Check every line below for the word "JSON" and copy the ones that have it.

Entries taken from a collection
*-*-*
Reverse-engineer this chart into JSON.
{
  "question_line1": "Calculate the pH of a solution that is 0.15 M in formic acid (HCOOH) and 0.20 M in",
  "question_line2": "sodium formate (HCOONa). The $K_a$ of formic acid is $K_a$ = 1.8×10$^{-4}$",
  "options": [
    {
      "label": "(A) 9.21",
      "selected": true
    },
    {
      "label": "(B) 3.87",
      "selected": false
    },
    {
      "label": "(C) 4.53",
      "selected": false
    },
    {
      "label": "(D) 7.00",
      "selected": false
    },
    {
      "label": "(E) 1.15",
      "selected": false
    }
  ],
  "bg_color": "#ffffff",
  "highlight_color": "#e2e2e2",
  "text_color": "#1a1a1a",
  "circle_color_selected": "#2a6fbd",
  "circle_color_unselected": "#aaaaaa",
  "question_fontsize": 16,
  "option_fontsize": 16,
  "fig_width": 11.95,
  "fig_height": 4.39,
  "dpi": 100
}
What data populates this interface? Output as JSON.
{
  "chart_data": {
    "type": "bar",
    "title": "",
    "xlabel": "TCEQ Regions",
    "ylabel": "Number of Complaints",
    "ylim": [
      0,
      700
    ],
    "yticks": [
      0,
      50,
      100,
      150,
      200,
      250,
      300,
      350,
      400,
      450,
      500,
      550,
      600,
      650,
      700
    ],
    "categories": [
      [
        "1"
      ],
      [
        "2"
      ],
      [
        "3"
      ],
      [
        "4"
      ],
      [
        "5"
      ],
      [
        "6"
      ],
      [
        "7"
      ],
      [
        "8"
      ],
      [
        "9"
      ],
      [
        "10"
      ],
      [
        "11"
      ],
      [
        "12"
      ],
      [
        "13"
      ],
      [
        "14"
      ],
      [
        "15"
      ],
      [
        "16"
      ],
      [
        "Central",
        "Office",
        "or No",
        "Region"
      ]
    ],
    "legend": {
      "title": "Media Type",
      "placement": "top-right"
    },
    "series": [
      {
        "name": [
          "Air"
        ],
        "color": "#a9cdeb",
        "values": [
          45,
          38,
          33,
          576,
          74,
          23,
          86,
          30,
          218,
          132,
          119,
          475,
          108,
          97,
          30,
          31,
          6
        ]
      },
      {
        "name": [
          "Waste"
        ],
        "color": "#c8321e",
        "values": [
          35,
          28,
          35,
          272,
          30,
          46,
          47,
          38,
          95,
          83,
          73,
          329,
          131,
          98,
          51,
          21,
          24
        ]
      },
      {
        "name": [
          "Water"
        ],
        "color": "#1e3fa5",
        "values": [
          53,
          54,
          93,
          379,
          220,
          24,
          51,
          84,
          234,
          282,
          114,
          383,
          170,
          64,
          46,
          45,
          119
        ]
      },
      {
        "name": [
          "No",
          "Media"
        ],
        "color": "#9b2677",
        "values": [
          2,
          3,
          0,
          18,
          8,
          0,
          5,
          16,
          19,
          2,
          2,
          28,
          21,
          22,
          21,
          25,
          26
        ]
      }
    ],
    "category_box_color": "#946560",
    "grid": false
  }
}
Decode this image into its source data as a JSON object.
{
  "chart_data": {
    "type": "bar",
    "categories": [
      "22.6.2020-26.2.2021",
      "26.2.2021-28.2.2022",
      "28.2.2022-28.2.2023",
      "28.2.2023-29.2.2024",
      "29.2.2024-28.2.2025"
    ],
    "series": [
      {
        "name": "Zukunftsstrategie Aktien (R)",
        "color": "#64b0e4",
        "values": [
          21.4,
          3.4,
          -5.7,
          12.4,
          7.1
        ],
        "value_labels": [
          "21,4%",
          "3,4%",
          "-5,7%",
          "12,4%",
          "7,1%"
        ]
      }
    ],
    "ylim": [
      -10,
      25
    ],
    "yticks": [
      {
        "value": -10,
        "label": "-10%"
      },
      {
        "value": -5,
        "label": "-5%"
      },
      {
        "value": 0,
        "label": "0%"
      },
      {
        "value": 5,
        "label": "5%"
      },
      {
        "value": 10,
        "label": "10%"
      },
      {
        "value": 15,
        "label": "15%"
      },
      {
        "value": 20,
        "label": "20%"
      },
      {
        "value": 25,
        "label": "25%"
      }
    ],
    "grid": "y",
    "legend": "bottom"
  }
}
*-*-*
## Solution for this task
Reverse-engineer this chart into JSON.
What data populates this interface? Output as JSON.
Decode this image into its source data as a JSON object.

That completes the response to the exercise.